▼
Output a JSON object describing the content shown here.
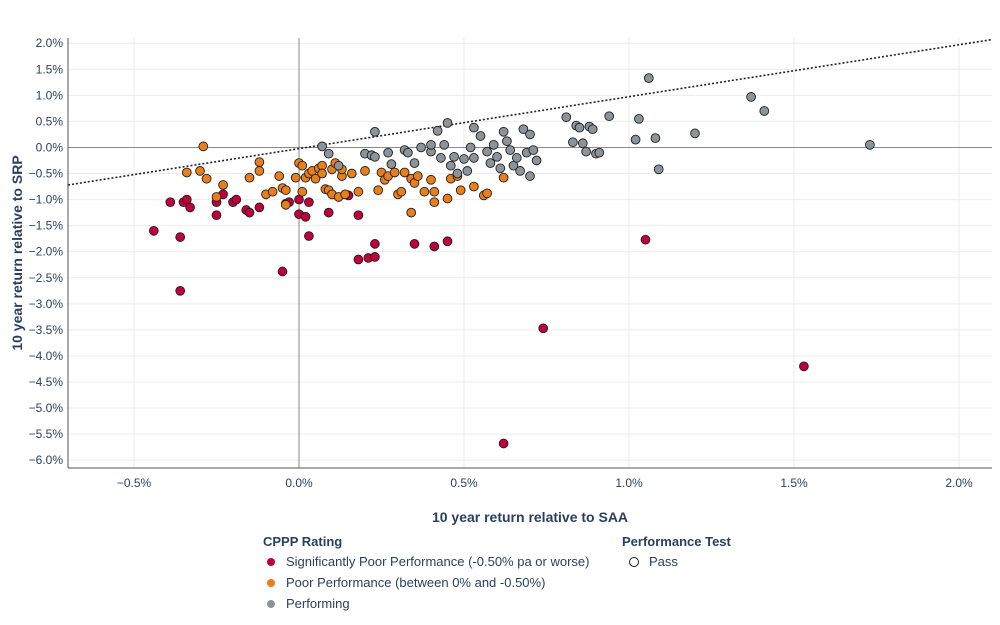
{
  "colors": {
    "significant": "#c0003c",
    "poor": "#e87e1c",
    "performing": "#8c9399",
    "marker_edge": "#1f1f1f",
    "grid": "#ebebeb",
    "zeroline": "#8a8a8a",
    "axis": "#555555"
  },
  "chart_data": {
    "type": "scatter",
    "xlabel": "10 year return relative to SAA",
    "ylabel": "10 year return relative to SRP",
    "x_unit": "%",
    "y_unit": "%",
    "xlim": [
      -0.7,
      2.1
    ],
    "ylim": [
      -6.15,
      2.1
    ],
    "x_ticks": [
      -0.5,
      0,
      0.5,
      1.0,
      1.5,
      2.0
    ],
    "x_tick_labels": [
      "−0.5%",
      "0.0%",
      "0.5%",
      "1.0%",
      "1.5%",
      "2.0%"
    ],
    "y_ticks": [
      2.0,
      1.5,
      1.0,
      0.5,
      0.0,
      -0.5,
      -1.0,
      -1.5,
      -2.0,
      -2.5,
      -3.0,
      -3.5,
      -4.0,
      -4.5,
      -5.0,
      -5.5,
      -6.0
    ],
    "y_tick_labels": [
      "2.0%",
      "1.5%",
      "1.0%",
      "0.5%",
      "0.0%",
      "−0.5%",
      "−1.0%",
      "−1.5%",
      "−2.0%",
      "−2.5%",
      "−3.0%",
      "−3.5%",
      "−4.0%",
      "−4.5%",
      "−5.0%",
      "−5.5%",
      "−6.0%"
    ],
    "grid": true,
    "reference_line": {
      "style": "dotted",
      "points": [
        [
          -0.7,
          -0.72
        ],
        [
          2.1,
          2.07
        ]
      ]
    },
    "series": [
      {
        "name": "Significantly Poor Performance (-0.50% pa or worse)",
        "color_key": "significant",
        "points": [
          [
            -0.44,
            -1.6
          ],
          [
            -0.39,
            -1.05
          ],
          [
            -0.36,
            -1.72
          ],
          [
            -0.35,
            -1.05
          ],
          [
            -0.34,
            -1.0
          ],
          [
            -0.33,
            -1.15
          ],
          [
            -0.36,
            -2.75
          ],
          [
            -0.25,
            -1.05
          ],
          [
            -0.25,
            -1.3
          ],
          [
            -0.23,
            -0.9
          ],
          [
            -0.2,
            -1.05
          ],
          [
            -0.19,
            -1.0
          ],
          [
            -0.16,
            -1.2
          ],
          [
            -0.15,
            -1.25
          ],
          [
            -0.12,
            -1.15
          ],
          [
            -0.05,
            -2.38
          ],
          [
            -0.04,
            -1.08
          ],
          [
            -0.03,
            -1.05
          ],
          [
            0.0,
            -1.28
          ],
          [
            0.0,
            -1.0
          ],
          [
            0.02,
            -1.33
          ],
          [
            0.03,
            -1.05
          ],
          [
            0.03,
            -1.7
          ],
          [
            0.09,
            -1.25
          ],
          [
            0.15,
            -0.92
          ],
          [
            0.18,
            -1.3
          ],
          [
            0.18,
            -2.15
          ],
          [
            0.21,
            -2.12
          ],
          [
            0.23,
            -2.1
          ],
          [
            0.23,
            -1.85
          ],
          [
            0.35,
            -1.85
          ],
          [
            0.41,
            -1.9
          ],
          [
            0.45,
            -1.8
          ],
          [
            0.74,
            -3.47
          ],
          [
            0.62,
            -5.68
          ],
          [
            1.05,
            -1.77
          ],
          [
            1.53,
            -4.2
          ]
        ]
      },
      {
        "name": "Poor Performance (between 0% and -0.50%)",
        "color_key": "poor",
        "points": [
          [
            -0.29,
            0.02
          ],
          [
            -0.34,
            -0.48
          ],
          [
            -0.3,
            -0.45
          ],
          [
            -0.28,
            -0.6
          ],
          [
            -0.25,
            -0.95
          ],
          [
            -0.23,
            -0.72
          ],
          [
            -0.15,
            -0.58
          ],
          [
            -0.12,
            -0.28
          ],
          [
            -0.12,
            -0.45
          ],
          [
            -0.1,
            -0.9
          ],
          [
            -0.08,
            -0.85
          ],
          [
            -0.06,
            -0.55
          ],
          [
            -0.05,
            -0.78
          ],
          [
            -0.04,
            -0.82
          ],
          [
            -0.04,
            -1.1
          ],
          [
            -0.01,
            -0.58
          ],
          [
            0.0,
            -0.3
          ],
          [
            0.01,
            -0.35
          ],
          [
            0.01,
            -0.85
          ],
          [
            0.02,
            -0.58
          ],
          [
            0.03,
            -0.5
          ],
          [
            0.04,
            -0.45
          ],
          [
            0.05,
            -0.6
          ],
          [
            0.06,
            -0.4
          ],
          [
            0.07,
            -0.35
          ],
          [
            0.07,
            -0.5
          ],
          [
            0.08,
            -0.8
          ],
          [
            0.09,
            -0.82
          ],
          [
            0.1,
            -0.9
          ],
          [
            0.1,
            -0.42
          ],
          [
            0.11,
            -0.3
          ],
          [
            0.12,
            -0.95
          ],
          [
            0.13,
            -0.55
          ],
          [
            0.13,
            -0.42
          ],
          [
            0.14,
            -0.9
          ],
          [
            0.16,
            -0.5
          ],
          [
            0.18,
            -0.85
          ],
          [
            0.2,
            -0.45
          ],
          [
            0.22,
            -0.15
          ],
          [
            0.24,
            -0.82
          ],
          [
            0.25,
            -0.48
          ],
          [
            0.26,
            -0.62
          ],
          [
            0.27,
            -0.55
          ],
          [
            0.29,
            -0.48
          ],
          [
            0.3,
            -0.9
          ],
          [
            0.31,
            -0.85
          ],
          [
            0.32,
            -0.48
          ],
          [
            0.34,
            -0.6
          ],
          [
            0.34,
            -1.25
          ],
          [
            0.35,
            -0.68
          ],
          [
            0.36,
            -0.55
          ],
          [
            0.38,
            -0.85
          ],
          [
            0.4,
            -0.62
          ],
          [
            0.41,
            -0.85
          ],
          [
            0.41,
            -1.05
          ],
          [
            0.45,
            -0.98
          ],
          [
            0.46,
            -0.6
          ],
          [
            0.48,
            -0.55
          ],
          [
            0.49,
            -0.82
          ],
          [
            0.53,
            -0.75
          ],
          [
            0.56,
            -0.92
          ],
          [
            0.57,
            -0.88
          ],
          [
            0.62,
            -0.58
          ]
        ]
      },
      {
        "name": "Performing",
        "color_key": "performing",
        "points": [
          [
            0.07,
            0.02
          ],
          [
            0.09,
            -0.12
          ],
          [
            0.12,
            -0.35
          ],
          [
            0.2,
            -0.12
          ],
          [
            0.22,
            -0.15
          ],
          [
            0.23,
            -0.18
          ],
          [
            0.23,
            0.3
          ],
          [
            0.27,
            -0.1
          ],
          [
            0.28,
            -0.32
          ],
          [
            0.32,
            -0.05
          ],
          [
            0.33,
            -0.1
          ],
          [
            0.35,
            -0.3
          ],
          [
            0.37,
            0.0
          ],
          [
            0.4,
            -0.08
          ],
          [
            0.4,
            0.05
          ],
          [
            0.42,
            0.32
          ],
          [
            0.43,
            -0.2
          ],
          [
            0.44,
            0.05
          ],
          [
            0.45,
            0.47
          ],
          [
            0.46,
            -0.35
          ],
          [
            0.47,
            -0.18
          ],
          [
            0.48,
            -0.5
          ],
          [
            0.5,
            -0.22
          ],
          [
            0.51,
            -0.45
          ],
          [
            0.52,
            0.0
          ],
          [
            0.53,
            0.38
          ],
          [
            0.53,
            -0.2
          ],
          [
            0.55,
            0.22
          ],
          [
            0.57,
            -0.08
          ],
          [
            0.58,
            -0.3
          ],
          [
            0.59,
            0.05
          ],
          [
            0.6,
            -0.18
          ],
          [
            0.61,
            -0.4
          ],
          [
            0.62,
            0.3
          ],
          [
            0.63,
            0.12
          ],
          [
            0.64,
            -0.05
          ],
          [
            0.65,
            -0.35
          ],
          [
            0.66,
            -0.2
          ],
          [
            0.67,
            -0.45
          ],
          [
            0.68,
            0.35
          ],
          [
            0.69,
            -0.1
          ],
          [
            0.7,
            0.25
          ],
          [
            0.7,
            -0.55
          ],
          [
            0.71,
            -0.05
          ],
          [
            0.72,
            -0.25
          ],
          [
            0.81,
            0.58
          ],
          [
            0.83,
            0.1
          ],
          [
            0.84,
            0.42
          ],
          [
            0.85,
            0.38
          ],
          [
            0.86,
            0.08
          ],
          [
            0.87,
            -0.08
          ],
          [
            0.88,
            0.4
          ],
          [
            0.89,
            0.35
          ],
          [
            0.9,
            -0.12
          ],
          [
            0.91,
            -0.1
          ],
          [
            0.94,
            0.6
          ],
          [
            1.02,
            0.15
          ],
          [
            1.03,
            0.55
          ],
          [
            1.06,
            1.33
          ],
          [
            1.08,
            0.18
          ],
          [
            1.09,
            -0.42
          ],
          [
            1.2,
            0.27
          ],
          [
            1.37,
            0.97
          ],
          [
            1.41,
            0.7
          ],
          [
            1.73,
            0.05
          ]
        ]
      }
    ]
  },
  "legend": {
    "rating_title": "CPPP Rating",
    "items": [
      {
        "label": "Significantly Poor Performance (-0.50% pa or worse)",
        "color_key": "significant"
      },
      {
        "label": "Poor Performance (between 0% and -0.50%)",
        "color_key": "poor"
      },
      {
        "label": "Performing",
        "color_key": "performing"
      }
    ],
    "test_title": "Performance Test",
    "test_items": [
      {
        "label": "Pass",
        "symbol": "open-circle"
      }
    ]
  }
}
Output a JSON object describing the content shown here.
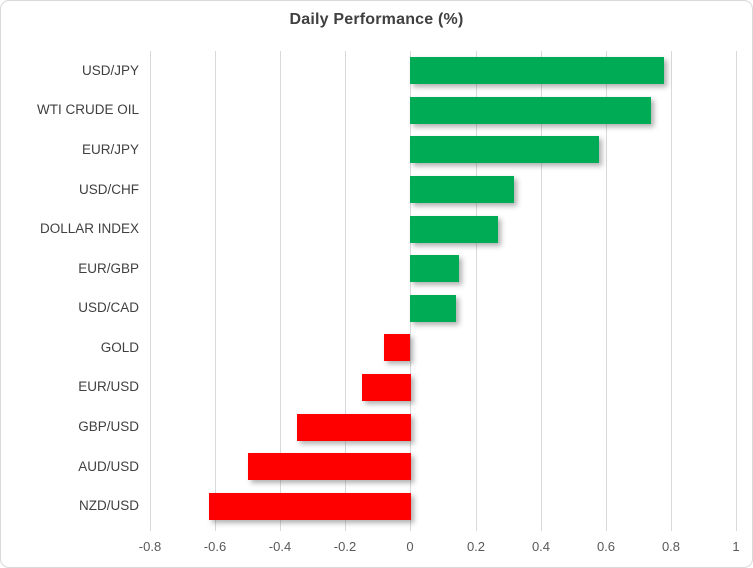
▲
**JOB:** Locate each line with the word "Performance" and copy it.

**OUTPUT FOR THIS EXERCISE:**
        "name": "Significantly Poor Performance (-0.50% pa or worse)",
        "name": "Poor Performance (between 0% and -0.50%)",
        "label": "Significantly Poor Performance (-0.50% pa or worse)",
        "label": "Poor Performance (between 0% and -0.50%)",
    "test_title": "Performance Test",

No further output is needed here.